Goal of the exercise - Return every row below that contains the string "elements", matching case exactly.

==== Material provided

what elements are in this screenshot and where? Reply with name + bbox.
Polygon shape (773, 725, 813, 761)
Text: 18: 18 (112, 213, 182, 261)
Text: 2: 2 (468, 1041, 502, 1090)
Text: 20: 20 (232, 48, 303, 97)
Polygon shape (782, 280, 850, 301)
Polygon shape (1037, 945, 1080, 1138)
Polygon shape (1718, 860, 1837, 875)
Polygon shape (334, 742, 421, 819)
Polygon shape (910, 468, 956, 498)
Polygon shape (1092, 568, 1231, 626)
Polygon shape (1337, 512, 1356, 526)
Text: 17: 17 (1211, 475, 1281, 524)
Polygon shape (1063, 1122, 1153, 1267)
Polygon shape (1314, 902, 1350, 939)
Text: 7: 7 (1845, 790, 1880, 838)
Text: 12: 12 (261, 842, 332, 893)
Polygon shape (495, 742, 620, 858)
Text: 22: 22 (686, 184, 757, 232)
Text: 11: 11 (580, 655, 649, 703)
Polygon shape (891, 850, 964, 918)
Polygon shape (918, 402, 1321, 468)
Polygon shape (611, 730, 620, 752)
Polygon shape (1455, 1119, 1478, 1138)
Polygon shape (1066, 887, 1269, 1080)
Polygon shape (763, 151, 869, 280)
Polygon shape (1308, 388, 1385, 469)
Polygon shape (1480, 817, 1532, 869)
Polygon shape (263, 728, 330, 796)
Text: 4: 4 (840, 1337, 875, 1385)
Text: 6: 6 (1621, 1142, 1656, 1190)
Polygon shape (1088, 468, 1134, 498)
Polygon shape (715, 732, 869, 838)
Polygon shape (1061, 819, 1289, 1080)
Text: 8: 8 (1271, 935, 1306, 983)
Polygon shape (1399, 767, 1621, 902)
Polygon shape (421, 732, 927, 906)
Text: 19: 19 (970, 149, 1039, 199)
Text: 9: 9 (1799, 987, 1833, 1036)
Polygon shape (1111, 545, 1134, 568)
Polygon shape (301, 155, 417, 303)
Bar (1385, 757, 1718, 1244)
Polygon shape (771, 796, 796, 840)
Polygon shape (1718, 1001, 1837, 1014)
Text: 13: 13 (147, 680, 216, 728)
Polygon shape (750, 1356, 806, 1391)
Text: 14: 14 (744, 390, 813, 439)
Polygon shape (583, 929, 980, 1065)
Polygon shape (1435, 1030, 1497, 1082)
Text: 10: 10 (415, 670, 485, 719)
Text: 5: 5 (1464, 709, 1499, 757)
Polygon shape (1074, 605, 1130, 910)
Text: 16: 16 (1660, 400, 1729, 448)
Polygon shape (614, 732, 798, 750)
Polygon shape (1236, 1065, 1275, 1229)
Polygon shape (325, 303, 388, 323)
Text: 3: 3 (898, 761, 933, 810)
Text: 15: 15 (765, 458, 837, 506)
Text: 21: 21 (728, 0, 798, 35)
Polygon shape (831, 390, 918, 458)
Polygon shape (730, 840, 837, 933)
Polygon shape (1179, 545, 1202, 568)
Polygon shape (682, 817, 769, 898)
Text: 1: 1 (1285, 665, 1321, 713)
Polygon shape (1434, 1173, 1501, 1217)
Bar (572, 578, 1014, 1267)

========

Reply -
what elements are in this screenshot and where? Reply with name + bbox.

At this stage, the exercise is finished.